═══ Material shown

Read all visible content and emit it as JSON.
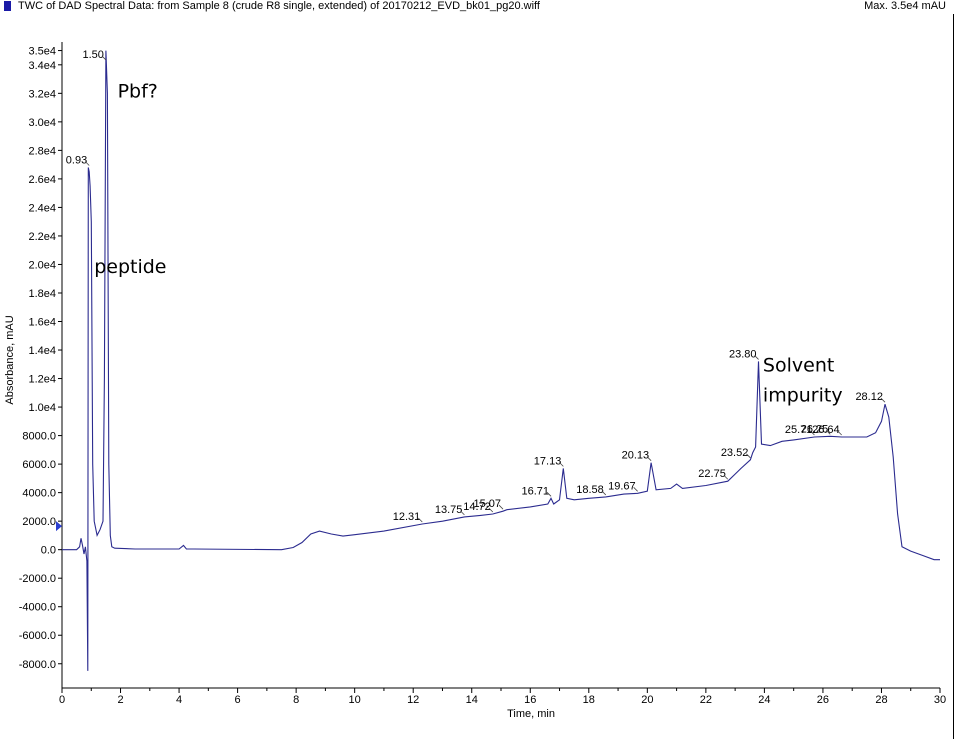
{
  "header": {
    "title": "TWC of DAD Spectral Data: from Sample 8 (crude R8 single, extended) of 20170212_EVD_bk01_pg20.wiff",
    "max_label": "Max. 3.5e4 mAU"
  },
  "colors": {
    "trace": "#2b2b8f",
    "title_icon": "#1a1aa6",
    "marker": "#2b3fd0"
  },
  "chart_data": {
    "type": "line",
    "xlabel": "Time, min",
    "ylabel": "Absorbance, mAU",
    "xlim": [
      0,
      30
    ],
    "ylim": [
      -9700,
      35600
    ],
    "grid": false,
    "x_ticks": [
      "0",
      "2",
      "4",
      "6",
      "8",
      "10",
      "12",
      "14",
      "16",
      "18",
      "20",
      "22",
      "24",
      "26",
      "28",
      "30"
    ],
    "y_ticks": [
      {
        "label": "3.5e4",
        "value": 35000
      },
      {
        "label": "3.4e4",
        "value": 34000
      },
      {
        "label": "3.2e4",
        "value": 32000
      },
      {
        "label": "3.0e4",
        "value": 30000
      },
      {
        "label": "2.8e4",
        "value": 28000
      },
      {
        "label": "2.6e4",
        "value": 26000
      },
      {
        "label": "2.4e4",
        "value": 24000
      },
      {
        "label": "2.2e4",
        "value": 22000
      },
      {
        "label": "2.0e4",
        "value": 20000
      },
      {
        "label": "1.8e4",
        "value": 18000
      },
      {
        "label": "1.6e4",
        "value": 16000
      },
      {
        "label": "1.4e4",
        "value": 14000
      },
      {
        "label": "1.2e4",
        "value": 12000
      },
      {
        "label": "1.0e4",
        "value": 10000
      },
      {
        "label": "8000.0",
        "value": 8000
      },
      {
        "label": "6000.0",
        "value": 6000
      },
      {
        "label": "4000.0",
        "value": 4000
      },
      {
        "label": "2000.0",
        "value": 2000
      },
      {
        "label": "0.0",
        "value": 0
      },
      {
        "label": "-2000.0",
        "value": -2000
      },
      {
        "label": "-4000.0",
        "value": -4000
      },
      {
        "label": "-6000.0",
        "value": -6000
      },
      {
        "label": "-8000.0",
        "value": -8000
      }
    ],
    "series": [
      {
        "points": [
          [
            0.0,
            0
          ],
          [
            0.5,
            0
          ],
          [
            0.6,
            200
          ],
          [
            0.65,
            800
          ],
          [
            0.7,
            300
          ],
          [
            0.75,
            -300
          ],
          [
            0.8,
            200
          ],
          [
            0.85,
            -800
          ],
          [
            0.88,
            -8500
          ],
          [
            0.9,
            26800
          ],
          [
            0.93,
            26500
          ],
          [
            0.96,
            25500
          ],
          [
            1.0,
            23000
          ],
          [
            1.05,
            6000
          ],
          [
            1.1,
            2000
          ],
          [
            1.2,
            1000
          ],
          [
            1.3,
            1400
          ],
          [
            1.4,
            2000
          ],
          [
            1.45,
            12000
          ],
          [
            1.5,
            35000
          ],
          [
            1.55,
            32000
          ],
          [
            1.6,
            6000
          ],
          [
            1.65,
            1000
          ],
          [
            1.7,
            200
          ],
          [
            1.8,
            100
          ],
          [
            2.5,
            50
          ],
          [
            4.0,
            50
          ],
          [
            4.15,
            300
          ],
          [
            4.25,
            50
          ],
          [
            4.5,
            50
          ],
          [
            7.5,
            0
          ],
          [
            7.9,
            150
          ],
          [
            8.2,
            500
          ],
          [
            8.5,
            1100
          ],
          [
            8.8,
            1300
          ],
          [
            9.2,
            1100
          ],
          [
            9.6,
            950
          ],
          [
            10.0,
            1050
          ],
          [
            11.0,
            1300
          ],
          [
            12.31,
            1800
          ],
          [
            13.0,
            2000
          ],
          [
            13.75,
            2300
          ],
          [
            14.3,
            2400
          ],
          [
            14.72,
            2500
          ],
          [
            15.07,
            2700
          ],
          [
            15.2,
            2800
          ],
          [
            16.0,
            3000
          ],
          [
            16.6,
            3200
          ],
          [
            16.71,
            3600
          ],
          [
            16.8,
            3200
          ],
          [
            17.0,
            3500
          ],
          [
            17.13,
            5700
          ],
          [
            17.25,
            3600
          ],
          [
            17.5,
            3500
          ],
          [
            18.0,
            3600
          ],
          [
            18.58,
            3700
          ],
          [
            19.2,
            3900
          ],
          [
            19.67,
            3950
          ],
          [
            20.0,
            4100
          ],
          [
            20.13,
            6100
          ],
          [
            20.3,
            4200
          ],
          [
            20.8,
            4300
          ],
          [
            21.0,
            4600
          ],
          [
            21.2,
            4300
          ],
          [
            22.0,
            4500
          ],
          [
            22.75,
            4800
          ],
          [
            23.0,
            5300
          ],
          [
            23.2,
            5700
          ],
          [
            23.52,
            6300
          ],
          [
            23.6,
            6800
          ],
          [
            23.7,
            7200
          ],
          [
            23.8,
            13200
          ],
          [
            23.9,
            7400
          ],
          [
            24.2,
            7300
          ],
          [
            24.6,
            7600
          ],
          [
            25.0,
            7700
          ],
          [
            25.71,
            7900
          ],
          [
            26.25,
            7950
          ],
          [
            26.64,
            7900
          ],
          [
            27.2,
            7900
          ],
          [
            27.5,
            7900
          ],
          [
            27.8,
            8200
          ],
          [
            28.0,
            9000
          ],
          [
            28.12,
            10200
          ],
          [
            28.25,
            9300
          ],
          [
            28.4,
            6500
          ],
          [
            28.55,
            2500
          ],
          [
            28.7,
            200
          ],
          [
            29.0,
            -100
          ],
          [
            29.4,
            -400
          ],
          [
            29.8,
            -700
          ],
          [
            30.0,
            -700
          ]
        ]
      }
    ],
    "peak_labels": [
      {
        "text": "0.93",
        "x": 0.93,
        "y": 26800
      },
      {
        "text": "1.50",
        "x": 1.5,
        "y": 34200
      },
      {
        "text": "12.31",
        "x": 12.31,
        "y": 1800
      },
      {
        "text": "13.75",
        "x": 13.75,
        "y": 2300
      },
      {
        "text": "14.72",
        "x": 14.72,
        "y": 2500
      },
      {
        "text": "15.07",
        "x": 15.07,
        "y": 2700
      },
      {
        "text": "16.71",
        "x": 16.71,
        "y": 3600
      },
      {
        "text": "17.13",
        "x": 17.13,
        "y": 5700
      },
      {
        "text": "18.58",
        "x": 18.58,
        "y": 3700
      },
      {
        "text": "19.67",
        "x": 19.67,
        "y": 3950
      },
      {
        "text": "20.13",
        "x": 20.13,
        "y": 6100
      },
      {
        "text": "22.75",
        "x": 22.75,
        "y": 4800
      },
      {
        "text": "23.52",
        "x": 23.52,
        "y": 6300
      },
      {
        "text": "23.80",
        "x": 23.8,
        "y": 13200
      },
      {
        "text": "25.71",
        "x": 25.71,
        "y": 7900
      },
      {
        "text": "26.25",
        "x": 26.25,
        "y": 7950
      },
      {
        "text": "26.64",
        "x": 26.64,
        "y": 7900
      },
      {
        "text": "28.12",
        "x": 28.12,
        "y": 10200
      }
    ],
    "annotations": [
      {
        "text": "Pbf?",
        "x": 1.9,
        "y": 31700
      },
      {
        "text": "peptide",
        "x": 1.1,
        "y": 19400
      },
      {
        "text": "Solvent",
        "x": 23.95,
        "y": 12500
      },
      {
        "text": "impurity",
        "x": 23.95,
        "y": 10400
      }
    ]
  }
}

══════

What you return must match the records line for line, with the pictures left out.

> _Exercise answer_:
Read all visible content and emit it as JSON.
{
  "header": {
    "title": "TWC of DAD Spectral Data: from Sample 8 (crude R8 single, extended) of 20170212_EVD_bk01_pg20.wiff",
    "max_label": "Max. 3.5e4 mAU"
  },
  "colors": {
    "trace": "#2b2b8f",
    "title_icon": "#1a1aa6",
    "marker": "#2b3fd0"
  },
  "chart_data": {
    "type": "line",
    "xlabel": "Time, min",
    "ylabel": "Absorbance, mAU",
    "xlim": [
      0,
      30
    ],
    "ylim": [
      -9700,
      35600
    ],
    "grid": false,
    "x_ticks": [
      "0",
      "2",
      "4",
      "6",
      "8",
      "10",
      "12",
      "14",
      "16",
      "18",
      "20",
      "22",
      "24",
      "26",
      "28",
      "30"
    ],
    "y_ticks": [
      {
        "label": "3.5e4",
        "value": 35000
      },
      {
        "label": "3.4e4",
        "value": 34000
      },
      {
        "label": "3.2e4",
        "value": 32000
      },
      {
        "label": "3.0e4",
        "value": 30000
      },
      {
        "label": "2.8e4",
        "value": 28000
      },
      {
        "label": "2.6e4",
        "value": 26000
      },
      {
        "label": "2.4e4",
        "value": 24000
      },
      {
        "label": "2.2e4",
        "value": 22000
      },
      {
        "label": "2.0e4",
        "value": 20000
      },
      {
        "label": "1.8e4",
        "value": 18000
      },
      {
        "label": "1.6e4",
        "value": 16000
      },
      {
        "label": "1.4e4",
        "value": 14000
      },
      {
        "label": "1.2e4",
        "value": 12000
      },
      {
        "label": "1.0e4",
        "value": 10000
      },
      {
        "label": "8000.0",
        "value": 8000
      },
      {
        "label": "6000.0",
        "value": 6000
      },
      {
        "label": "4000.0",
        "value": 4000
      },
      {
        "label": "2000.0",
        "value": 2000
      },
      {
        "label": "0.0",
        "value": 0
      },
      {
        "label": "-2000.0",
        "value": -2000
      },
      {
        "label": "-4000.0",
        "value": -4000
      },
      {
        "label": "-6000.0",
        "value": -6000
      },
      {
        "label": "-8000.0",
        "value": -8000
      }
    ],
    "series": [
      {
        "points": [
          [
            0.0,
            0
          ],
          [
            0.5,
            0
          ],
          [
            0.6,
            200
          ],
          [
            0.65,
            800
          ],
          [
            0.7,
            300
          ],
          [
            0.75,
            -300
          ],
          [
            0.8,
            200
          ],
          [
            0.85,
            -800
          ],
          [
            0.88,
            -8500
          ],
          [
            0.9,
            26800
          ],
          [
            0.93,
            26500
          ],
          [
            0.96,
            25500
          ],
          [
            1.0,
            23000
          ],
          [
            1.05,
            6000
          ],
          [
            1.1,
            2000
          ],
          [
            1.2,
            1000
          ],
          [
            1.3,
            1400
          ],
          [
            1.4,
            2000
          ],
          [
            1.45,
            12000
          ],
          [
            1.5,
            35000
          ],
          [
            1.55,
            32000
          ],
          [
            1.6,
            6000
          ],
          [
            1.65,
            1000
          ],
          [
            1.7,
            200
          ],
          [
            1.8,
            100
          ],
          [
            2.5,
            50
          ],
          [
            4.0,
            50
          ],
          [
            4.15,
            300
          ],
          [
            4.25,
            50
          ],
          [
            4.5,
            50
          ],
          [
            7.5,
            0
          ],
          [
            7.9,
            150
          ],
          [
            8.2,
            500
          ],
          [
            8.5,
            1100
          ],
          [
            8.8,
            1300
          ],
          [
            9.2,
            1100
          ],
          [
            9.6,
            950
          ],
          [
            10.0,
            1050
          ],
          [
            11.0,
            1300
          ],
          [
            12.31,
            1800
          ],
          [
            13.0,
            2000
          ],
          [
            13.75,
            2300
          ],
          [
            14.3,
            2400
          ],
          [
            14.72,
            2500
          ],
          [
            15.07,
            2700
          ],
          [
            15.2,
            2800
          ],
          [
            16.0,
            3000
          ],
          [
            16.6,
            3200
          ],
          [
            16.71,
            3600
          ],
          [
            16.8,
            3200
          ],
          [
            17.0,
            3500
          ],
          [
            17.13,
            5700
          ],
          [
            17.25,
            3600
          ],
          [
            17.5,
            3500
          ],
          [
            18.0,
            3600
          ],
          [
            18.58,
            3700
          ],
          [
            19.2,
            3900
          ],
          [
            19.67,
            3950
          ],
          [
            20.0,
            4100
          ],
          [
            20.13,
            6100
          ],
          [
            20.3,
            4200
          ],
          [
            20.8,
            4300
          ],
          [
            21.0,
            4600
          ],
          [
            21.2,
            4300
          ],
          [
            22.0,
            4500
          ],
          [
            22.75,
            4800
          ],
          [
            23.0,
            5300
          ],
          [
            23.2,
            5700
          ],
          [
            23.52,
            6300
          ],
          [
            23.6,
            6800
          ],
          [
            23.7,
            7200
          ],
          [
            23.8,
            13200
          ],
          [
            23.9,
            7400
          ],
          [
            24.2,
            7300
          ],
          [
            24.6,
            7600
          ],
          [
            25.0,
            7700
          ],
          [
            25.71,
            7900
          ],
          [
            26.25,
            7950
          ],
          [
            26.64,
            7900
          ],
          [
            27.2,
            7900
          ],
          [
            27.5,
            7900
          ],
          [
            27.8,
            8200
          ],
          [
            28.0,
            9000
          ],
          [
            28.12,
            10200
          ],
          [
            28.25,
            9300
          ],
          [
            28.4,
            6500
          ],
          [
            28.55,
            2500
          ],
          [
            28.7,
            200
          ],
          [
            29.0,
            -100
          ],
          [
            29.4,
            -400
          ],
          [
            29.8,
            -700
          ],
          [
            30.0,
            -700
          ]
        ]
      }
    ],
    "peak_labels": [
      {
        "text": "0.93",
        "x": 0.93,
        "y": 26800
      },
      {
        "text": "1.50",
        "x": 1.5,
        "y": 34200
      },
      {
        "text": "12.31",
        "x": 12.31,
        "y": 1800
      },
      {
        "text": "13.75",
        "x": 13.75,
        "y": 2300
      },
      {
        "text": "14.72",
        "x": 14.72,
        "y": 2500
      },
      {
        "text": "15.07",
        "x": 15.07,
        "y": 2700
      },
      {
        "text": "16.71",
        "x": 16.71,
        "y": 3600
      },
      {
        "text": "17.13",
        "x": 17.13,
        "y": 5700
      },
      {
        "text": "18.58",
        "x": 18.58,
        "y": 3700
      },
      {
        "text": "19.67",
        "x": 19.67,
        "y": 3950
      },
      {
        "text": "20.13",
        "x": 20.13,
        "y": 6100
      },
      {
        "text": "22.75",
        "x": 22.75,
        "y": 4800
      },
      {
        "text": "23.52",
        "x": 23.52,
        "y": 6300
      },
      {
        "text": "23.80",
        "x": 23.8,
        "y": 13200
      },
      {
        "text": "25.71",
        "x": 25.71,
        "y": 7900
      },
      {
        "text": "26.25",
        "x": 26.25,
        "y": 7950
      },
      {
        "text": "26.64",
        "x": 26.64,
        "y": 7900
      },
      {
        "text": "28.12",
        "x": 28.12,
        "y": 10200
      }
    ],
    "annotations": [
      {
        "text": "Pbf?",
        "x": 1.9,
        "y": 31700
      },
      {
        "text": "peptide",
        "x": 1.1,
        "y": 19400
      },
      {
        "text": "Solvent",
        "x": 23.95,
        "y": 12500
      },
      {
        "text": "impurity",
        "x": 23.95,
        "y": 10400
      }
    ]
  }
}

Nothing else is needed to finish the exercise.